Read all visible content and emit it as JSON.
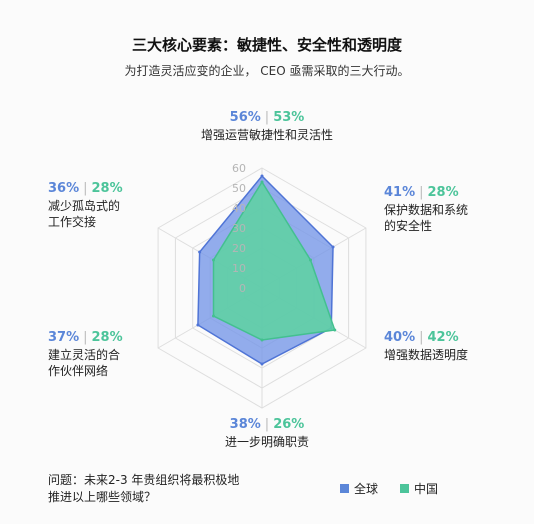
{
  "title": "三大核心要素：敏捷性、安全性和透明度",
  "subtitle": "为打造灵活应变的企业， CEO 亟需采取的三大行动。",
  "question": "问题：未来2-3 年贵组织将最积极地\n推进以上哪些领域？",
  "chart_data": {
    "type": "radar",
    "categories": [
      "增强运营敏捷性和灵活性",
      "保护数据和系统\n的安全性",
      "增强数据透明度",
      "进一步明确职责",
      "建立灵活的合\n作伙伴网络",
      "减少孤岛式的\n工作交接"
    ],
    "series": [
      {
        "name": "全球",
        "values": [
          56,
          41,
          40,
          38,
          37,
          36
        ],
        "color": "#7a9ae8"
      },
      {
        "name": "中国",
        "values": [
          53,
          28,
          42,
          26,
          28,
          28
        ],
        "color": "#5fd1a3"
      }
    ],
    "value_labels": {
      "global": [
        "56%",
        "41%",
        "40%",
        "38%",
        "37%",
        "36%"
      ],
      "china": [
        "53%",
        "28%",
        "42%",
        "26%",
        "28%",
        "28%"
      ]
    },
    "r_ticks": [
      "0",
      "10",
      "20",
      "30",
      "40",
      "50",
      "60"
    ],
    "rlim": [
      0,
      60
    ],
    "grid": true,
    "legend_position": "bottom-right"
  },
  "legend": [
    {
      "label": "全球",
      "color": "#5b86d8"
    },
    {
      "label": "中国",
      "color": "#4cc49a"
    }
  ]
}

--------------------

* [EXERCISE DIRECTIONS]:
Scan the entries above for the word "color" and collect each line holding it.

* [EXERCISE ANSWER]:
        "color": "#7a9ae8"
        "color": "#5fd1a3"
      "color": "#5b86d8"
      "color": "#4cc49a"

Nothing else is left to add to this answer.